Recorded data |
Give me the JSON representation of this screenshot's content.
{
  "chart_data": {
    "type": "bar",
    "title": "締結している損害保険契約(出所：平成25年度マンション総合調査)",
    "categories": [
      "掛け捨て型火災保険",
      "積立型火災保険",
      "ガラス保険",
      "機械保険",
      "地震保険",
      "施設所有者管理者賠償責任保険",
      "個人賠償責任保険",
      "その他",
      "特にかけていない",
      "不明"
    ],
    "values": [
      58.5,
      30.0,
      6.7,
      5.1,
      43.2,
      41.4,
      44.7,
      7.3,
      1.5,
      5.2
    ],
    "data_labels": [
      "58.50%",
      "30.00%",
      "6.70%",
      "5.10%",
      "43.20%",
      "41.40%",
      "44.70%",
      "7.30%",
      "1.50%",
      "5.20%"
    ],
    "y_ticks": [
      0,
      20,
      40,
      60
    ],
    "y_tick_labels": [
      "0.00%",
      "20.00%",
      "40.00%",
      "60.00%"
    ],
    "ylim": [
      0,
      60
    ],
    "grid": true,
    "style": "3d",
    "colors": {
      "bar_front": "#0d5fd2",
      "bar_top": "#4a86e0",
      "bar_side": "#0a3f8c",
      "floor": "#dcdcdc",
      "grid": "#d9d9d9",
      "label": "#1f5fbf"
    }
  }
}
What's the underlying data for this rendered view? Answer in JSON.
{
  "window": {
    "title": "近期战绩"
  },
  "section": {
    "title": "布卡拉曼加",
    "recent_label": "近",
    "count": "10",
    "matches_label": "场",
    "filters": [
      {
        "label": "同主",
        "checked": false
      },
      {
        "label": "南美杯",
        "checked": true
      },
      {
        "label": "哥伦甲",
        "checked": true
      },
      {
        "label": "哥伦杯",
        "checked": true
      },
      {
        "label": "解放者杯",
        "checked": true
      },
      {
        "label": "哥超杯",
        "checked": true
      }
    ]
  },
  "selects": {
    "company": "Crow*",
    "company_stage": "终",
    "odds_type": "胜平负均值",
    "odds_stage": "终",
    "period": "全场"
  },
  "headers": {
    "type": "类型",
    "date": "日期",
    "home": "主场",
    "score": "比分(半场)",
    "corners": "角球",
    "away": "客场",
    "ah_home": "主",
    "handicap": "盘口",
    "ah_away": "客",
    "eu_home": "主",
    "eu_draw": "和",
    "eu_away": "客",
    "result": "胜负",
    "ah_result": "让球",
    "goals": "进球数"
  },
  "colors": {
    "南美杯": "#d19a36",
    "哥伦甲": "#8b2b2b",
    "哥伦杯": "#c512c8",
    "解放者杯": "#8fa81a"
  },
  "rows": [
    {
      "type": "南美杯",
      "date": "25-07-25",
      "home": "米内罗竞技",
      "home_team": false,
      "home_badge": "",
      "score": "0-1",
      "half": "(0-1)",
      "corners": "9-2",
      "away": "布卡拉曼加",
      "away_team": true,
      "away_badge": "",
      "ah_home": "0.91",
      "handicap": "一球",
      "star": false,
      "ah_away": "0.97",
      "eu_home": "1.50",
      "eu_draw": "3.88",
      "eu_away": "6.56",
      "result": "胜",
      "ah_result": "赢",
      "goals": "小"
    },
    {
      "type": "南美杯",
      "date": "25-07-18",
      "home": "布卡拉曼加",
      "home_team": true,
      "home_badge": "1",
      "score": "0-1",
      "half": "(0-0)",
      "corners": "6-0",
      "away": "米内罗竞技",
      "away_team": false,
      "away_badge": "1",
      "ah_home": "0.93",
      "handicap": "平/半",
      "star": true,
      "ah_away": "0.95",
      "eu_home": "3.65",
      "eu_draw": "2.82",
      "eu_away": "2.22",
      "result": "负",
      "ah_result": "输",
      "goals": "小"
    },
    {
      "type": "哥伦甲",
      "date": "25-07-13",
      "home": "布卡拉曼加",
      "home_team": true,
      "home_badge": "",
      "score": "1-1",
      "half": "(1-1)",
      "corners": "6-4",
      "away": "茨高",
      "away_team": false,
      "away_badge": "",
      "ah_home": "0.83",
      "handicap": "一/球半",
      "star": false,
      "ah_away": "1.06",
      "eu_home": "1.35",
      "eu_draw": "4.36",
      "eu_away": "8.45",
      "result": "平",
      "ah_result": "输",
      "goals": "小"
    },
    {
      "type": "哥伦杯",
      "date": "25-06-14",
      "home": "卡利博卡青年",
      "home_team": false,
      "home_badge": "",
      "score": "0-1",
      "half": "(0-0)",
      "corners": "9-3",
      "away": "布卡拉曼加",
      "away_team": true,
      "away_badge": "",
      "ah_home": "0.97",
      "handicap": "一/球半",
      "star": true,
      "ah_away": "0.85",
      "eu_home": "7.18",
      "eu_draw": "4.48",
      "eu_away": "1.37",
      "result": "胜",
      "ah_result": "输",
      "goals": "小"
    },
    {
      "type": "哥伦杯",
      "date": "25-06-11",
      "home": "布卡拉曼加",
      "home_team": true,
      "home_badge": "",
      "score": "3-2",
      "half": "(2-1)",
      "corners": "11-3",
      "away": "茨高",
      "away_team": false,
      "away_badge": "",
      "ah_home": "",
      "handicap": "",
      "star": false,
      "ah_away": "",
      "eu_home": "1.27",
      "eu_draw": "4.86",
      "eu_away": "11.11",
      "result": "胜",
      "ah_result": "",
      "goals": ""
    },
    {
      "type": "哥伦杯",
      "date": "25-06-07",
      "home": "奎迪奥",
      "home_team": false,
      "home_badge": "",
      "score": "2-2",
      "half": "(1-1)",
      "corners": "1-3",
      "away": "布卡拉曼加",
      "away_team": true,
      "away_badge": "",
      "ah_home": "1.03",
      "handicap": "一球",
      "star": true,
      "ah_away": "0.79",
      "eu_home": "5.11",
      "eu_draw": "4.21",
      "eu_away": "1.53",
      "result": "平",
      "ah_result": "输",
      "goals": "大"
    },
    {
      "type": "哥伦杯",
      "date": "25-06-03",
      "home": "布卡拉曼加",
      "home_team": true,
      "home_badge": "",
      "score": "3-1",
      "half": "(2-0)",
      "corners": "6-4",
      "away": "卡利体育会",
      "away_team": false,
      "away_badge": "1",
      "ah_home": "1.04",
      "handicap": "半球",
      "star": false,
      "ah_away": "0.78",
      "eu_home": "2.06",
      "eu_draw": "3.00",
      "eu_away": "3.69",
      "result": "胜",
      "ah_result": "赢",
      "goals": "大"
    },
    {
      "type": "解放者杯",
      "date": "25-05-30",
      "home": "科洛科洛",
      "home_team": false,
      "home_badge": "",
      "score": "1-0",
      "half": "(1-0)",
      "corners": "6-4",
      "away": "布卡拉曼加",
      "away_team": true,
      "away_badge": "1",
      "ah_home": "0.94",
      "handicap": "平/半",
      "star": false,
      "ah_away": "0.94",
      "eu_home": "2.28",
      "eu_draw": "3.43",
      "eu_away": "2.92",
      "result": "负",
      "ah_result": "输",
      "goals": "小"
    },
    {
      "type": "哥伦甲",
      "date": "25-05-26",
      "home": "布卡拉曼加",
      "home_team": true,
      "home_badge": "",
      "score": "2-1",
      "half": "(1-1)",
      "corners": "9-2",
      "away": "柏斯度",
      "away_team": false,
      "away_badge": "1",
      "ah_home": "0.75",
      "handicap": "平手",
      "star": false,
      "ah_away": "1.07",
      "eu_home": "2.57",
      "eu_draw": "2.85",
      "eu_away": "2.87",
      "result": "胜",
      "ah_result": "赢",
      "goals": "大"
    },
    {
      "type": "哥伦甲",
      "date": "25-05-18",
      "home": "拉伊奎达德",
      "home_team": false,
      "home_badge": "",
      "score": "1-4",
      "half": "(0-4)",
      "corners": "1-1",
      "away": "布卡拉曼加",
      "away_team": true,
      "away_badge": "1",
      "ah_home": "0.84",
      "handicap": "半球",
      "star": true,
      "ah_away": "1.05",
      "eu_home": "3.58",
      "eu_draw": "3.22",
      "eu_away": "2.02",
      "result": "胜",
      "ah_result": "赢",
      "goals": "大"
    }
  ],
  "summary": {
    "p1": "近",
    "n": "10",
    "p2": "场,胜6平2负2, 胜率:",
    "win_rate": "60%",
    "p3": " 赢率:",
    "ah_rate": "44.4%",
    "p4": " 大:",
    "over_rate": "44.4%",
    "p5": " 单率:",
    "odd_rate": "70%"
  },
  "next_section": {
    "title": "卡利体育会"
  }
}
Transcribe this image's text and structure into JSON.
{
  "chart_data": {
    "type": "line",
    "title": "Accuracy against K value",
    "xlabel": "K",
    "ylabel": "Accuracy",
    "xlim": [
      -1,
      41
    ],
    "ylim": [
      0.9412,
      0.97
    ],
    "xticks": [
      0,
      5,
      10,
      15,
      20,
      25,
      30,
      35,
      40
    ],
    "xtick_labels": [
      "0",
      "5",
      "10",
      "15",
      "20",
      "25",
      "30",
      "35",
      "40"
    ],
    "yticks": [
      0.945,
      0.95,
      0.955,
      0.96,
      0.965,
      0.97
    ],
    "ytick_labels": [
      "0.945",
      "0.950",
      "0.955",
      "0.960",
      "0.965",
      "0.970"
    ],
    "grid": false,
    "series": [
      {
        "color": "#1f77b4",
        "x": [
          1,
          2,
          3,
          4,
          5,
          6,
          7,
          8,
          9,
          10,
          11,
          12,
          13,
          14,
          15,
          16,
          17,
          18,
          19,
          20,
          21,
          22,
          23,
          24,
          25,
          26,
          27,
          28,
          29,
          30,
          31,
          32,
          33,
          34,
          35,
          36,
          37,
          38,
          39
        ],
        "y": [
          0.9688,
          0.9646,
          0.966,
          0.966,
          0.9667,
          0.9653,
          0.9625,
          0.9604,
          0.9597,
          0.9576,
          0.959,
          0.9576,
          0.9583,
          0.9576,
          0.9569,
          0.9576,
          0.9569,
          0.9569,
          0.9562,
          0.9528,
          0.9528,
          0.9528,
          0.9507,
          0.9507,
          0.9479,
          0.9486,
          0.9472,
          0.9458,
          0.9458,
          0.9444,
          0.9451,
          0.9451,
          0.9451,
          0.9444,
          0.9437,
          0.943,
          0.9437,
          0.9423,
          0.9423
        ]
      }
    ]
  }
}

OBJECTIVE | Work out the number of lines in this listing that include the word "date". Reply with that number only.

THE RESPONSE | 11